Produce a verbatim copy of the entries listed below.

◆ **Record set**
====================
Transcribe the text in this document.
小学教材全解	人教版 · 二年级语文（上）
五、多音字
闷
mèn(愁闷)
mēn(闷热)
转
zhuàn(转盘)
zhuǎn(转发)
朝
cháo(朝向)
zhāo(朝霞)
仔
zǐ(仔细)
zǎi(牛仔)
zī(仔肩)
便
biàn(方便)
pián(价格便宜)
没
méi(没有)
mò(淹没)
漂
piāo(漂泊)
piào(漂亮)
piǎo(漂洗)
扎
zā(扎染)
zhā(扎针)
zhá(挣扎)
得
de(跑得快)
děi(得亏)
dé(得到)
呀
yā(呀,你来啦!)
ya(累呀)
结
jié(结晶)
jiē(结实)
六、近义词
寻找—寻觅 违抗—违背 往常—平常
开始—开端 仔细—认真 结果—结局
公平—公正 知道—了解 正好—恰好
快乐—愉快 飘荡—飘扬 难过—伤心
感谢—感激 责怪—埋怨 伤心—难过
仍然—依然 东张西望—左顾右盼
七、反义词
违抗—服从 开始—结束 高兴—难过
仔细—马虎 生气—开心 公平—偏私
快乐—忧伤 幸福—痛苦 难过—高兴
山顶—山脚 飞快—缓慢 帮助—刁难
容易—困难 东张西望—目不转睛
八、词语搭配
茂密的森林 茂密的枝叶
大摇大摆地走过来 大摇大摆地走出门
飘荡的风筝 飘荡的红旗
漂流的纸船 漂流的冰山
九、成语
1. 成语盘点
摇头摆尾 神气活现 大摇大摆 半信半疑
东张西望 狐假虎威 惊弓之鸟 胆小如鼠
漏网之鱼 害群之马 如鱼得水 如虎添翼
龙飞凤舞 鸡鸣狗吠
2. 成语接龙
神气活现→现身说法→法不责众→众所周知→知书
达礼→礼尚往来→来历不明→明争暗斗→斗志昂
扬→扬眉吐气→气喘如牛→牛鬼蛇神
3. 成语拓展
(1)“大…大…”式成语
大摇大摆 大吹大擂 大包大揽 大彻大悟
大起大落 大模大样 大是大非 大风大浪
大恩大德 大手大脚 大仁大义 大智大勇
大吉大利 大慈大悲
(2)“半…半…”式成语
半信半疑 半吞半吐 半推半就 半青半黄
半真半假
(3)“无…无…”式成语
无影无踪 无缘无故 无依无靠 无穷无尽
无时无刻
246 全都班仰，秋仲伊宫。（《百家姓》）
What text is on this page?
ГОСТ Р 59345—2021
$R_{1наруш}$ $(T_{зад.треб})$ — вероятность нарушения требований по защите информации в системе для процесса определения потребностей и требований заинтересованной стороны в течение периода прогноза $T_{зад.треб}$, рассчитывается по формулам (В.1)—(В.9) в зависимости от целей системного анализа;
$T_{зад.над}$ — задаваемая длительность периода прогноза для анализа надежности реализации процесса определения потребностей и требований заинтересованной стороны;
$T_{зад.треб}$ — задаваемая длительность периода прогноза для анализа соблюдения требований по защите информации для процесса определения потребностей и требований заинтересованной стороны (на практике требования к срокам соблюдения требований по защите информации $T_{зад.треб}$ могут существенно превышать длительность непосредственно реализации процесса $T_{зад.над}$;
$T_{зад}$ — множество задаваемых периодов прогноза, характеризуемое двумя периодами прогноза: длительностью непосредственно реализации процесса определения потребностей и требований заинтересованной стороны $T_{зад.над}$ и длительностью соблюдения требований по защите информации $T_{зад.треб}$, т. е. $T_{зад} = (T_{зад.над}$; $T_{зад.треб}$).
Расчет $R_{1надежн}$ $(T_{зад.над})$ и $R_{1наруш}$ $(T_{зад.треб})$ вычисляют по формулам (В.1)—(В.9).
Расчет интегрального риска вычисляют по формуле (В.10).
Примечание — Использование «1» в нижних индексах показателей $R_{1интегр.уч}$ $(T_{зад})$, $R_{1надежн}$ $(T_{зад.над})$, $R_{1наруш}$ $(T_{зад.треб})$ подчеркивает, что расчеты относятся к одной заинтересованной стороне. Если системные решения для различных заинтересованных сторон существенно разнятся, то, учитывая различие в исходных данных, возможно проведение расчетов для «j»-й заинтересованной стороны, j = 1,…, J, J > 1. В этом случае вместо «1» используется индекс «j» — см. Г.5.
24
====================
◆ **Problem solution**
Transcribe the text in this document.
小学教材全解	人教版 · 二年级语文（上）
五、多音字
闷
mèn(愁闷)
mēn(闷热)
转
zhuàn(转盘)
zhuǎn(转发)
朝
cháo(朝向)
zhāo(朝霞)
仔
zǐ(仔细)
zǎi(牛仔)
zī(仔肩)
便
biàn(方便)
pián(价格便宜)
没
méi(没有)
mò(淹没)
漂
piāo(漂泊)
piào(漂亮)
piǎo(漂洗)
扎
zā(扎染)
zhā(扎针)
zhá(挣扎)
得
de(跑得快)
děi(得亏)
dé(得到)
呀
yā(呀,你来啦!)
ya(累呀)
结
jié(结晶)
jiē(结实)
六、近义词
寻找—寻觅 违抗—违背 往常—平常
开始—开端 仔细—认真 结果—结局
公平—公正 知道—了解 正好—恰好
快乐—愉快 飘荡—飘扬 难过—伤心
感谢—感激 责怪—埋怨 伤心—难过
仍然—依然 东张西望—左顾右盼
七、反义词
违抗—服从 开始—结束 高兴—难过
仔细—马虎 生气—开心 公平—偏私
快乐—忧伤 幸福—痛苦 难过—高兴
山顶—山脚 飞快—缓慢 帮助—刁难
容易—困难 东张西望—目不转睛
八、词语搭配
茂密的森林 茂密的枝叶
大摇大摆地走过来 大摇大摆地走出门
飘荡的风筝 飘荡的红旗
漂流的纸船 漂流的冰山
九、成语
1. 成语盘点
摇头摆尾 神气活现 大摇大摆 半信半疑
东张西望 狐假虎威 惊弓之鸟 胆小如鼠
漏网之鱼 害群之马 如鱼得水 如虎添翼
龙飞凤舞 鸡鸣狗吠
2. 成语接龙
神气活现→现身说法→法不责众→众所周知→知书
达礼→礼尚往来→来历不明→明争暗斗→斗志昂
扬→扬眉吐气→气喘如牛→牛鬼蛇神
3. 成语拓展
(1)“大…大…”式成语
大摇大摆 大吹大擂 大包大揽 大彻大悟
大起大落 大模大样 大是大非 大风大浪
大恩大德 大手大脚 大仁大义 大智大勇
大吉大利 大慈大悲
(2)“半…半…”式成语
半信半疑 半吞半吐 半推半就 半青半黄
半真半假
(3)“无…无…”式成语
无影无踪 无缘无故 无依无靠 无穷无尽
无时无刻
246 全都班仰，秋仲伊宫。（《百家姓》）
What text is on this page?
ГОСТ Р 59345—2021
$R_{1наруш}$ $(T_{зад.треб})$ — вероятность нарушения требований по защите информации в системе для процесса определения потребностей и требований заинтересованной стороны в течение периода прогноза $T_{зад.треб}$, рассчитывается по формулам (В.1)—(В.9) в зависимости от целей системного анализа;
$T_{зад.над}$ — задаваемая длительность периода прогноза для анализа надежности реализации процесса определения потребностей и требований заинтересованной стороны;
$T_{зад.треб}$ — задаваемая длительность периода прогноза для анализа соблюдения требований по защите информации для процесса определения потребностей и требований заинтересованной стороны (на практике требования к срокам соблюдения требований по защите информации $T_{зад.треб}$ могут существенно превышать длительность непосредственно реализации процесса $T_{зад.над}$;
$T_{зад}$ — множество задаваемых периодов прогноза, характеризуемое двумя периодами прогноза: длительностью непосредственно реализации процесса определения потребностей и требований заинтересованной стороны $T_{зад.над}$ и длительностью соблюдения требований по защите информации $T_{зад.треб}$, т. е. $T_{зад} = (T_{зад.над}$; $T_{зад.треб}$).
Расчет $R_{1надежн}$ $(T_{зад.над})$ и $R_{1наруш}$ $(T_{зад.треб})$ вычисляют по формулам (В.1)—(В.9).
Расчет интегрального риска вычисляют по формуле (В.10).
Примечание — Использование «1» в нижних индексах показателей $R_{1интегр.уч}$ $(T_{зад})$, $R_{1надежн}$ $(T_{зад.над})$, $R_{1наруш}$ $(T_{зад.треб})$ подчеркивает, что расчеты относятся к одной заинтересованной стороне. Если системные решения для различных заинтересованных сторон существенно разнятся, то, учитывая различие в исходных данных, возможно проведение расчетов для «j»-й заинтересованной стороны, j = 1,…, J, J > 1. В этом случае вместо «1» используется индекс «j» — см. Г.5.
24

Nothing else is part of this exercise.